Text to read:
Mountain Sense is a podcast that gets behind the scenes in the world of mountain professionals.  Guests include guides, outdoor educators, avalanche forecasters, SAR team members, athletes, trainers, and more.  Whether you are a fledgling guide worried about glacial abatement, or a grizzled rope slinger more concerned with personal hairline abatement, or a recreational climber and skier looking to gain some insight and entertainment from the world of mountain guides, or one of the bravest of the brave who put up with our crap as loved ones and partners, this show is worth your time.  Joking aside, the bottom line is we all want to have fun in the mountains and come home safely.  Mountain Sense is here to dig into the mindset that the top professionals use to achieve that goal, and disseminate it out to a broader audience.

03 Guides 4 Glaciers

Eddie Schoen

Kel Rossiter ( and Taylor Luneau come on to talk about their project, Guides 4 Galciers.  G4G is a movement/collective that aims to leverage our community of guides to promote awareness about and enact change to fight climate change.  Check out more...

Post-interview notes from Kel:

Specific: Not sure if it was mentioned during the conversation, but a statistic that seems particularly applicable given the current political discussion/climate:  As of July 2018 there were 50,600 jobs in the US coal industry.  There are 73,200 jobs in the ski industry.  So, it is useful to put "coal jobs" into perspective as a front burner political talking point and to realize that even an industry as small as skiing eclipses coal jobs.  And prioritizing coal jobs is as close to killing the goose that lays the golden egg as it gets.  I realize that this is discussing skiing versus mountain guiding, but since skiing is a much larger force, things related to mountain guiding must be extrapolated from the ski industry and ski income is central to the economics of the mountain culture guides live within and, lastly, many mountain guides seasonally work in the ski industry, so the ability to continue guiding is predicated on a healthy ski economy.

The tasks:
A - Return the passage of the Mountain Sense text from "03 Guides 4" to "change.  Check out more...".
B - Answer these questions from the Mountain Sense text:
(i) Which kinds of guests does the podcast include?
(ii) Who comes on with Kel Rossiter to talk about their project?
(iii) How many jobs were in the US coal industry as of July 2018?
C - Continue the Mountain Sense text, picking up after its final sentence.
The rows after the Mountain Sense text aren't needed for anything here.

Data provided:
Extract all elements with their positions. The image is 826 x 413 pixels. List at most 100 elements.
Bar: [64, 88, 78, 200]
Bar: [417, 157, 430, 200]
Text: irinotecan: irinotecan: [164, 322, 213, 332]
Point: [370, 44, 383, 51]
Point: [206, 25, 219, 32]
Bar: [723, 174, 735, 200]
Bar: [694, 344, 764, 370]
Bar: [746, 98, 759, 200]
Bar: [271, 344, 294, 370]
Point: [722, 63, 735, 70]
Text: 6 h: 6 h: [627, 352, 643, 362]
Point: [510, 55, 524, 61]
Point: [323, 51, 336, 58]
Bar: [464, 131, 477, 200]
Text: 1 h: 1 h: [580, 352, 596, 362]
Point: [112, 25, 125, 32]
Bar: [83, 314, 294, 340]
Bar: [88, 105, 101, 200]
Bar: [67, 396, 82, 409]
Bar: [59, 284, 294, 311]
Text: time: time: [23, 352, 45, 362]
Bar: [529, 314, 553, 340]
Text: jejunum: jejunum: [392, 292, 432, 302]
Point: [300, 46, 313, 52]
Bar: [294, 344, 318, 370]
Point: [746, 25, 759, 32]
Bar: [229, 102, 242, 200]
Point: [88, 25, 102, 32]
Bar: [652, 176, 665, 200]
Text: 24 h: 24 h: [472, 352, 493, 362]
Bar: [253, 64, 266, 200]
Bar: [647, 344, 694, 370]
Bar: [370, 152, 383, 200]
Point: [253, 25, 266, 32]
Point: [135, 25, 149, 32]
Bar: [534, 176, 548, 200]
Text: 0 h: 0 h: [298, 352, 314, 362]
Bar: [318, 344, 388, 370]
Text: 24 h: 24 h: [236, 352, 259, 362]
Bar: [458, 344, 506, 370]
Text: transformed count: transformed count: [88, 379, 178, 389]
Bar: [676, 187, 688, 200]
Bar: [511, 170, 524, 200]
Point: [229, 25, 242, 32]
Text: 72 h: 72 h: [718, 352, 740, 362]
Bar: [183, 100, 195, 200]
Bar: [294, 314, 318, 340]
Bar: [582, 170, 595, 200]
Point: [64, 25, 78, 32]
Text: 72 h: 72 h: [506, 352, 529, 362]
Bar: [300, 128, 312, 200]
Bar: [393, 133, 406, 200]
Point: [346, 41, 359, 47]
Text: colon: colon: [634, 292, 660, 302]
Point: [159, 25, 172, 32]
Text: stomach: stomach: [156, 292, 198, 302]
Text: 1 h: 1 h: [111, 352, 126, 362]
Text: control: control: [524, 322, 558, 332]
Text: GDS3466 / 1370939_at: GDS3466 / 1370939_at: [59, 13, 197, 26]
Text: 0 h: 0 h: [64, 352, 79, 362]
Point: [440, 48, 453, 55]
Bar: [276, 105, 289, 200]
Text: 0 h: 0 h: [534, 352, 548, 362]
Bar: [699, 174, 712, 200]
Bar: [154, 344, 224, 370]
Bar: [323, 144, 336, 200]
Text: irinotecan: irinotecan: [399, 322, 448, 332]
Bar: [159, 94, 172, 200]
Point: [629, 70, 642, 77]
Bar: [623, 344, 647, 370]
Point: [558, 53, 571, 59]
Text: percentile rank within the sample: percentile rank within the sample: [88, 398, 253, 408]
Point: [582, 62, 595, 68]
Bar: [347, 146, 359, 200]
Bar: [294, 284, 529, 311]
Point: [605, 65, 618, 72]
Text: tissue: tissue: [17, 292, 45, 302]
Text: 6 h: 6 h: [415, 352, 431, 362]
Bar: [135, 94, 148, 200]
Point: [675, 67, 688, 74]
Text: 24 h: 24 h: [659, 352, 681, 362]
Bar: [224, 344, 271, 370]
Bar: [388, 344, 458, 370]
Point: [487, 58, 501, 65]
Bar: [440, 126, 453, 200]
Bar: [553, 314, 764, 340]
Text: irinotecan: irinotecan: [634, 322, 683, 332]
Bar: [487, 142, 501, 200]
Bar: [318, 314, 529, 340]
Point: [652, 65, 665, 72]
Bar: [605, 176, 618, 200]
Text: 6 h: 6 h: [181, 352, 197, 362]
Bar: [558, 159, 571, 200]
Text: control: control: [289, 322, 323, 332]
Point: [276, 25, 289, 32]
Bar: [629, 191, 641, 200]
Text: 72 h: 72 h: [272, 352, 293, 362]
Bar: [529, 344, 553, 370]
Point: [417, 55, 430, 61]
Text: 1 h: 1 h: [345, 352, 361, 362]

Final answers:
A -
03 Guides 4 Glaciers

Eddie Schoen

Kel Rossiter ( and Taylor Luneau come on to talk about their project, Guides 4 Galciers.  G4G is a movement/collective that aims to leverage our community of guides to promote awareness about and enact change to fight climate change.  Check out more...

B -
(i) Guides, outdoor educators, avalanche forecasters, SAR team members, athletes, trainers, and more.
(ii) Taylor Luneau.
(iii) 50,600.

C -
Specific: I believe we did mention it at the outset of the conversation, but it could make for useful verbage in a written intro:  A May 2013 issue of Nat Geo said "guides are portals to the outdoor world".

Specific: The average American spends $4614 annually on outdoor recreation.  By 2018 the combined impact is projected to be 5.8 billion.

Specific:  According to "Impacts on the Ski Industry" (Wobus, et al, 2017), virtually all ski locations will be seeing declines in season length by 2050.  This figure easily translates into a picture of a much shortened income season for mountain guides.

General:  In our conversation, I think we were focused primarily on economic impacts.  One other very important, very relevant aspect that should be highlighted is guide (and by extension, client) safety in the mountains.  As mountain conditions continue to deteriorate there will be increased glacial navigation hazards and increased rockfall.  Additionally, fluctuating weather creates more challenging ice conditions for guiding and also creates more wet loose and wet slab problems for those in avalanche terrain.  

General:  In our conversation, I believe we were focusing primarily on the problem and building a case for G4G.  I'm hoping in the intro you could include some action steps (Taylor please chime in): 

Guides--particularly those in larger operations like Exum, CMS, AAI, etc--consult with the management of your guide service to promote the creation of a page on the company website that discusses how climate change is affecting the terrain that the service guides in.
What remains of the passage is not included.